## TEXT
● ● ●

One of the few books – or objects of any sort – to come down to me from my great-grandparents is this battered copy of C.J. Dennis’s Songs of the Sentimental Bloke. Why did it survive when nothing else did? It’s not a signed copy, it’s not even a first printing, but an eighteenth impression from 1918. Like many Australians, my great-grandparents would have loved this book during the war and perhaps that’s why it survived. As a kid, I remember my bewilderment at the cupid drawings and the impenetrable slang it is written in.
I dug it out from my bookshelf for the first time in many years because I’ve been reading Philip Butterss’s An Unsentimental Bloke: The Life and Work of C.J. Dennis. Published in 2014, it won the 2015 National Biography Award. I’ve just returned from Canberra where I had the chance to hear Butterss speak at a National Centre for Biography seminar.
Butterss’s biography covers the whole of Dennis’s life with a careful briskness and an admirable clarity. It’s a different kind of biography to what I’m attempting, perhaps more concerned with setting his work in the context of life and conveying information than weaving a narrative and creating scenes. That’s partly a consequence of its conciseness and scope; the author also mentioned to me the limited number of personal papers to draw on. The discussion of Dennis’s literary works are well integrated and gave me a good sense of his poetry. Butterss argues convincingly for Dennis’s significance to Australian literature while also demonstrating the limitations of Dennis’s work.
C.J. Dennis (1876-1938) was contemporaneous with Katharine Susannah Prichard, who was seven years younger. I was struck by some parallels and points of comparison.

● ● ●

## ENTRIES SHOWN

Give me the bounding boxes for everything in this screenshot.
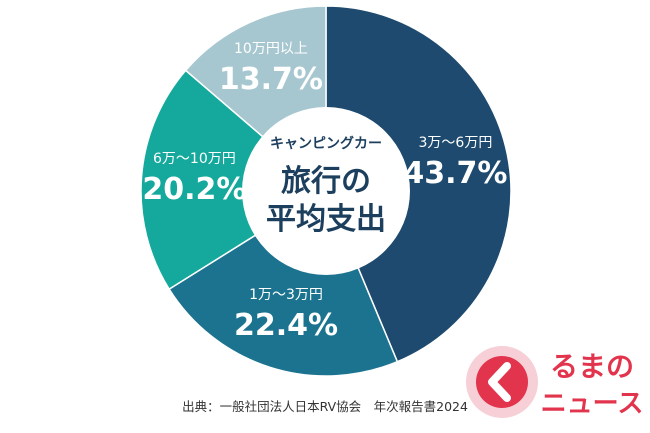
center-title-line-1: キャンピングカー (270, 135, 382, 152)
source-note: 出典：一般社団法人日本RV協会 年次報告書2024 (182, 399, 468, 414)
logo-text-1: るまの (550, 350, 634, 383)
site-logo: るまの ニュース (466, 346, 644, 419)
logo-disc (476, 356, 528, 408)
center-title-line-3: 平均支出 (266, 202, 386, 237)
center-title-line-2: 旅行の (281, 164, 371, 199)
slice-value-label-1: 43.7% (403, 156, 507, 191)
pie-slice-3 (140, 69, 328, 291)
logo-chevron-icon (488, 362, 511, 402)
slice-value-label-4: 13.7% (219, 62, 323, 97)
donut-hole (242, 107, 410, 275)
slice-category-label-4: 10万円以上 (234, 41, 308, 57)
slice-category-label-1: 3万〜6万円 (419, 135, 493, 151)
logo-text-2: ニュース (541, 389, 644, 419)
pie-slice-1 (325, 5, 512, 363)
slice-category-label-3: 6万〜10万円 (153, 151, 236, 167)
slice-value-label-3: 20.2% (142, 172, 246, 207)
slice-category-label-2: 1万〜3万円 (249, 287, 323, 303)
slice-value-label-2: 22.4% (234, 308, 338, 343)
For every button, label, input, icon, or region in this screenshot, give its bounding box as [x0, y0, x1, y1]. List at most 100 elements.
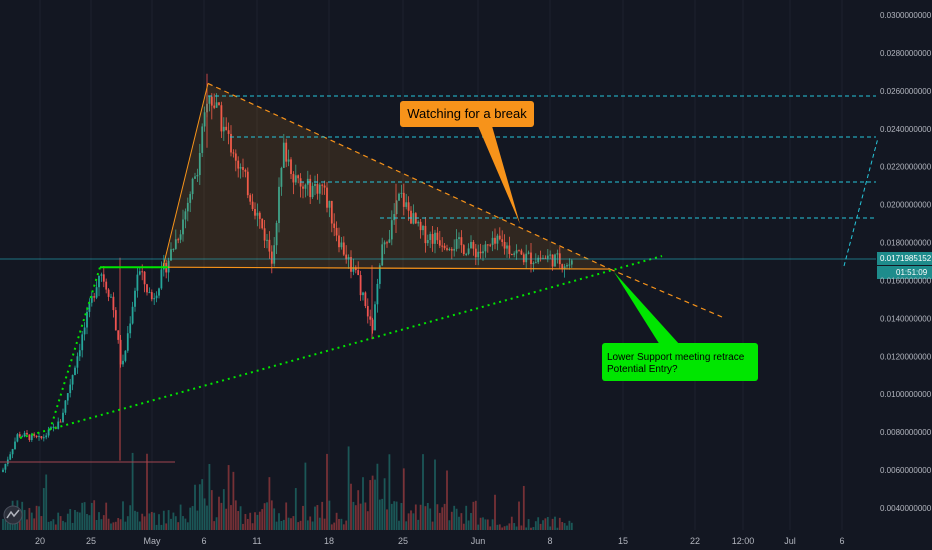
drawings: Watching for a break Lower Support meetin…: [0, 82, 932, 463]
candle-body: [489, 244, 492, 246]
candle-body: [393, 214, 396, 221]
volume-bar: [38, 506, 40, 530]
volume-bar: [465, 505, 468, 530]
candle-body: [138, 271, 141, 275]
candle-body: [388, 239, 391, 243]
volume-bar: [191, 506, 194, 530]
volume-bar: [422, 454, 424, 530]
candle-body: [374, 304, 376, 331]
support-callout: [602, 343, 758, 381]
candle-body: [52, 426, 55, 428]
candle-body: [347, 257, 350, 260]
candle-body: [467, 248, 470, 254]
candle-body: [28, 434, 31, 441]
volume-bar: [434, 459, 436, 530]
candle-body: [30, 434, 33, 441]
volume-bar: [237, 511, 240, 530]
volume-bar: [59, 516, 62, 530]
volume-bar: [119, 519, 122, 530]
volume-bar: [556, 527, 559, 530]
candle-body: [362, 292, 364, 296]
candle-body: [386, 242, 388, 244]
candle-body: [105, 281, 108, 290]
candle-body: [177, 239, 180, 241]
x-tick-label: 12:00: [732, 536, 755, 546]
candle-body: [222, 126, 225, 132]
candle-body: [398, 193, 400, 201]
volume-bar: [374, 479, 376, 530]
volume-bar: [83, 502, 86, 530]
volume-bar: [222, 489, 225, 530]
volume-bar: [47, 521, 50, 530]
candle-body: [258, 212, 261, 219]
candle-body: [86, 311, 88, 328]
volume-bar: [450, 511, 453, 530]
candle-body: [114, 310, 117, 331]
volume-bar: [57, 512, 60, 530]
candle-body: [239, 167, 242, 169]
candle-body: [40, 436, 43, 439]
volume-bar: [266, 502, 268, 530]
candle-body: [354, 267, 357, 271]
candle-body: [441, 245, 444, 247]
volume-bar: [321, 501, 324, 530]
candle-body: [287, 159, 290, 162]
candle-body: [234, 153, 237, 161]
volume-bar: [174, 516, 177, 530]
volume-bar: [532, 527, 535, 530]
candle-body: [429, 234, 432, 240]
volume-bar: [50, 521, 52, 530]
volume-bar: [261, 509, 264, 530]
candle-body: [311, 185, 314, 198]
candle-body: [486, 244, 489, 246]
volume-bar: [376, 463, 379, 530]
volume-bar: [148, 513, 151, 530]
candle-body: [246, 171, 249, 196]
volume-bar: [443, 503, 446, 530]
candle-body: [515, 250, 518, 254]
candle-body: [342, 242, 345, 255]
volume-bar: [378, 499, 381, 530]
candle-body: [35, 435, 38, 438]
candle-body: [566, 264, 568, 267]
candle-body: [266, 239, 268, 241]
volume-bar: [345, 520, 348, 530]
candle-body: [316, 184, 319, 194]
volume-bar: [98, 512, 100, 530]
volume-bar: [335, 512, 338, 530]
volume-bar: [570, 522, 573, 530]
candle-body: [160, 269, 163, 289]
candle-body: [314, 184, 316, 186]
volume-bar: [122, 501, 124, 530]
volume-bar: [311, 521, 314, 530]
volume-bar: [446, 470, 448, 530]
candle-body: [551, 254, 554, 267]
descending-resistance: [207, 82, 611, 270]
candle-body: [455, 239, 458, 249]
candle-body: [251, 201, 254, 210]
candle-body: [417, 221, 420, 224]
candle-body: [244, 169, 247, 172]
volume-bar: [494, 494, 496, 530]
volume-bar: [62, 520, 64, 530]
volume-bar: [496, 524, 499, 530]
support-callout-text: Lower Support meeting retrace: [607, 352, 745, 363]
candle-body: [273, 245, 276, 264]
volume-bar: [40, 516, 43, 530]
candle-body: [81, 334, 84, 351]
volume-bar: [244, 513, 247, 530]
candle-body: [174, 239, 177, 249]
volume-bar: [316, 505, 319, 530]
volume-bar: [350, 483, 352, 530]
y-tick-label: 0.0160000000: [880, 276, 932, 285]
candle-body: [107, 289, 110, 297]
volume-bar: [71, 522, 74, 530]
volume-bar: [150, 511, 153, 530]
volume-bar: [410, 510, 412, 530]
volume-bar: [105, 502, 108, 530]
volume-bar: [419, 504, 422, 530]
candle-body: [345, 254, 348, 260]
volume-bar: [33, 518, 36, 530]
candle-body: [112, 296, 115, 311]
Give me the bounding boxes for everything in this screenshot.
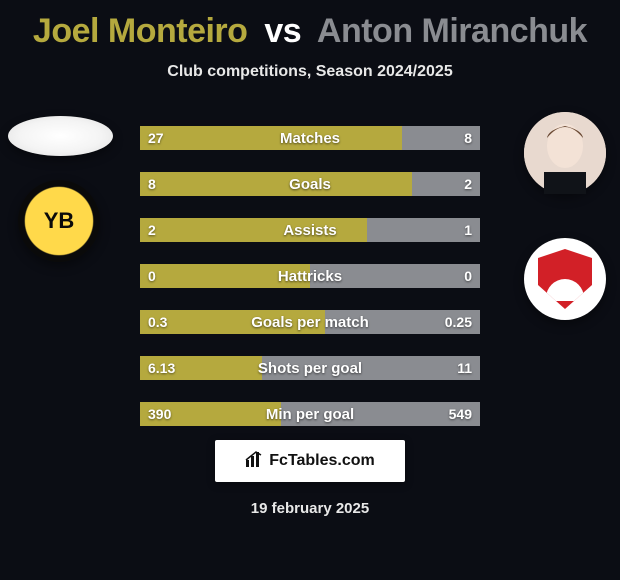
page-title: Joel Monteiro vs Anton Miranchuk <box>0 0 620 51</box>
bar-left <box>140 356 262 380</box>
footer-date: 19 february 2025 <box>0 500 620 517</box>
bar-left <box>140 172 412 196</box>
avatar-face-icon <box>524 112 606 194</box>
watermark: FcTables.com <box>215 440 405 482</box>
bar-left <box>140 126 402 150</box>
bar-right <box>325 310 480 334</box>
player1-club-text: YB <box>44 208 75 234</box>
bar-right <box>367 218 480 242</box>
stat-row: 00Hattricks <box>140 264 480 288</box>
bar-right <box>402 126 480 150</box>
stat-row: 82Goals <box>140 172 480 196</box>
player1-avatar <box>8 116 113 156</box>
stat-row: 390549Min per goal <box>140 402 480 426</box>
stat-row: 6.1311Shots per goal <box>140 356 480 380</box>
stat-row: 278Matches <box>140 126 480 150</box>
stat-row: 21Assists <box>140 218 480 242</box>
bar-left <box>140 310 325 334</box>
player1-club-badge: YB <box>18 180 100 262</box>
bar-left <box>140 264 310 288</box>
bar-right <box>281 402 480 426</box>
player2-name: Anton Miranchuk <box>317 12 587 50</box>
stats-chart: 278Matches 82Goals 21Assists 00Hattricks 0.3… <box>140 126 480 448</box>
watermark-text: FcTables.com <box>269 452 375 470</box>
chart-icon <box>245 450 263 473</box>
subtitle: Club competitions, Season 2024/2025 <box>0 63 620 81</box>
bar-left <box>140 402 281 426</box>
shield-icon <box>538 249 592 309</box>
bar-right <box>310 264 480 288</box>
vs-word: vs <box>264 12 301 50</box>
player1-name: Joel Monteiro <box>33 12 248 50</box>
stat-row: 0.30.25Goals per match <box>140 310 480 334</box>
bar-right <box>412 172 480 196</box>
bar-left <box>140 218 367 242</box>
bar-right <box>262 356 480 380</box>
player2-club-badge <box>524 238 606 320</box>
player2-avatar <box>524 112 606 194</box>
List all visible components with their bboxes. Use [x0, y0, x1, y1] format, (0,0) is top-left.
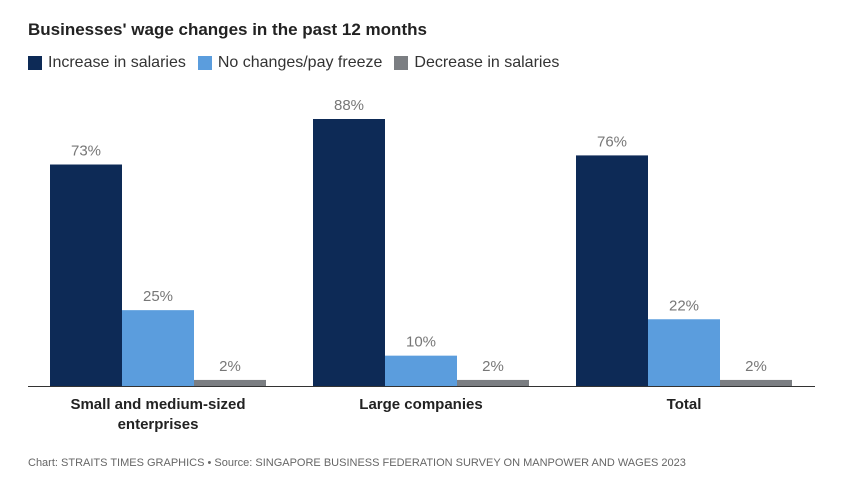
legend-swatch-increase — [28, 56, 42, 70]
category-label-0-line-1: enterprises — [118, 416, 199, 433]
bar-increase-2 — [576, 155, 648, 386]
legend-swatch-no-change — [197, 56, 212, 70]
data-label-decrease-1: 2% — [482, 358, 504, 375]
data-label-decrease-0: 2% — [219, 358, 241, 375]
data-label-no-change-2: 22% — [669, 297, 699, 314]
data-label-increase-2: 76% — [597, 133, 627, 150]
legend-label-increase: Increase in salaries — [48, 54, 186, 71]
legend-swatch-decrease — [394, 56, 409, 70]
source-note: Chart: STRAITS TIMES GRAPHICS • Source: … — [28, 457, 686, 469]
data-label-decrease-2: 2% — [745, 358, 767, 375]
category-label-2-line-0: Total — [667, 396, 702, 413]
legend-label-decrease: Decrease in salaries — [414, 54, 560, 71]
bar-decrease-0 — [194, 379, 266, 386]
chart-title: Businesses' wage changes in the past 12 … — [28, 20, 427, 39]
legend-item-no-change: No changes/pay freeze — [197, 54, 383, 72]
bar-no-change-0 — [122, 310, 194, 386]
data-label-increase-0: 73% — [71, 143, 101, 160]
bar-no-change-1 — [385, 355, 457, 386]
legend: Increase in salaries No changes/pay free… — [28, 54, 571, 72]
data-label-no-change-0: 25% — [143, 288, 173, 305]
bar-decrease-2 — [720, 379, 792, 386]
bar-increase-1 — [313, 119, 385, 386]
data-label-no-change-1: 10% — [406, 334, 436, 351]
data-label-increase-1: 88% — [334, 97, 364, 114]
legend-label-no-change: No changes/pay freeze — [217, 54, 383, 71]
legend-item-increase: Increase in salaries — [28, 54, 186, 72]
bar-increase-0 — [50, 164, 122, 386]
legend-item-decrease: Decrease in salaries — [394, 54, 559, 72]
bar-decrease-1 — [457, 379, 529, 386]
category-label-1-line-0: Large companies — [359, 396, 482, 413]
bar-no-change-2 — [648, 319, 720, 386]
category-label-0-line-0: Small and medium-sized — [70, 396, 245, 413]
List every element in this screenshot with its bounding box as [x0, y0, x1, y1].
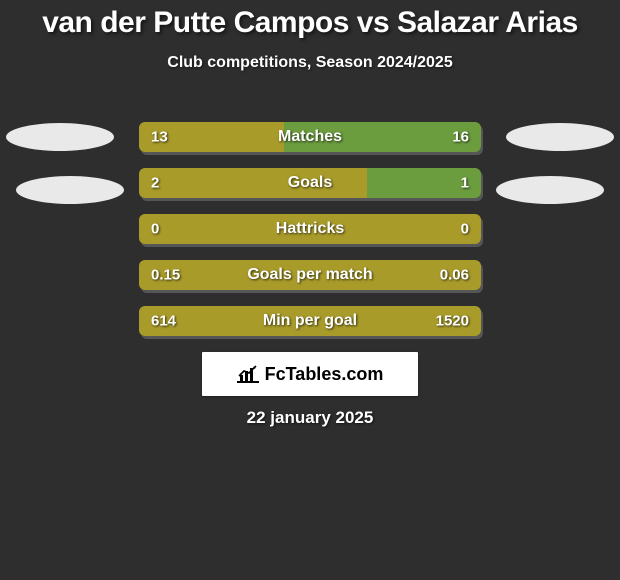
stat-value-right: 0 — [461, 221, 469, 238]
stat-bars: Matches 13 16 Goals 2 1 Hattricks 0 0 Goals per m… — [139, 122, 481, 336]
stat-value-left: 13 — [151, 129, 168, 146]
stat-row: Min per goal 614 1520 — [139, 306, 481, 336]
stat-value-left: 614 — [151, 313, 176, 330]
stat-value-right: 16 — [452, 129, 469, 146]
page-title: van der Putte Campos vs Salazar Arias — [0, 0, 620, 40]
brand-badge: FcTables.com — [202, 352, 418, 396]
stat-label: Goals per match — [247, 266, 372, 284]
player-marker — [16, 176, 124, 204]
stat-label: Matches — [278, 128, 342, 146]
stat-row: Goals per match 0.15 0.06 — [139, 260, 481, 290]
brand-text: FcTables.com — [265, 364, 384, 385]
stat-value-right: 1 — [461, 175, 469, 192]
page-subtitle: Club competitions, Season 2024/2025 — [0, 54, 620, 72]
player-marker — [6, 123, 114, 151]
brand-chart-icon — [237, 365, 259, 383]
stat-row: Hattricks 0 0 — [139, 214, 481, 244]
stat-value-right: 0.06 — [440, 267, 469, 284]
stat-fill-left — [139, 168, 367, 198]
stat-value-left: 0 — [151, 221, 159, 238]
stat-label: Min per goal — [263, 312, 357, 330]
stat-row: Goals 2 1 — [139, 168, 481, 198]
stat-row: Matches 13 16 — [139, 122, 481, 152]
stat-label: Hattricks — [276, 220, 344, 238]
date-text: 22 january 2025 — [0, 408, 620, 428]
stat-label: Goals — [288, 174, 332, 192]
player-marker — [496, 176, 604, 204]
stat-value-right: 1520 — [436, 313, 469, 330]
stat-value-left: 2 — [151, 175, 159, 192]
stat-value-left: 0.15 — [151, 267, 180, 284]
comparison-infographic: van der Putte Campos vs Salazar Arias Cl… — [0, 0, 620, 580]
player-marker — [506, 123, 614, 151]
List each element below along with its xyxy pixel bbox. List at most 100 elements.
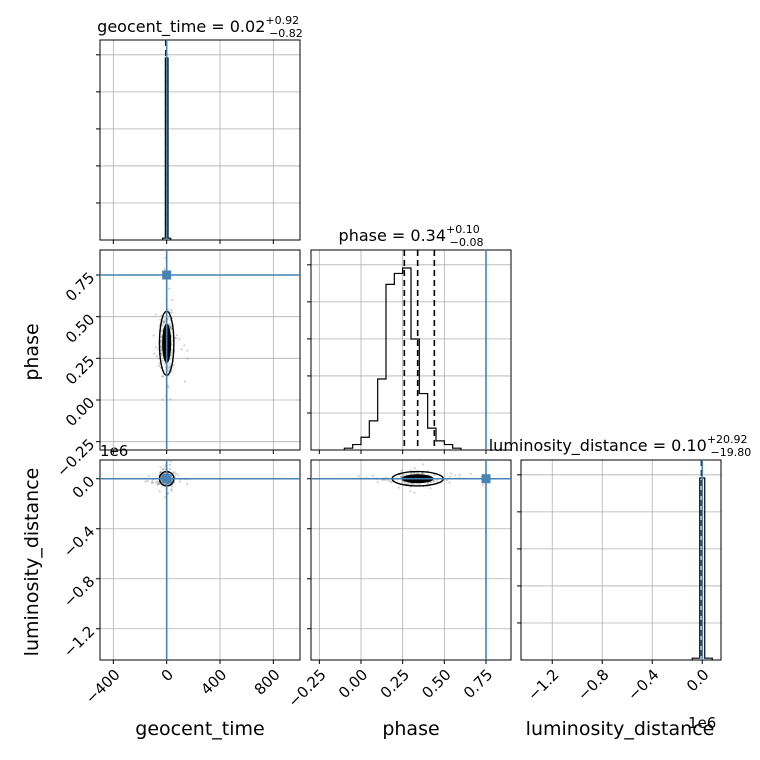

● ● ●

## REQUIRED TASKS
(1) Using the text about the copy of Songs of the Sentimental Bloke, answer these questions:
(a) Which impression is the copy, and from what year?
(b) What award did An Unsentimental Bloke: The Life and Work of C.J. Dennis win?
(c) How many years younger than C.J. Dennis was Katharine Susannah Prichard?
(2) Reproduce the passage of the text about Songs of the Sentimental Bloke from "C.J. Dennis (1876-1938)" up to and including "points of comparison.".

## ANSWERS BELOW
(1)
(a) An eighteenth impression from 1918.
(b) The 2015 National Biography Award.
(c) Seven years.

(2)
C.J. Dennis (1876-1938) was contemporaneous with Katharine Susannah Prichard, who was seven years younger. I was struck by some parallels and points of comparison.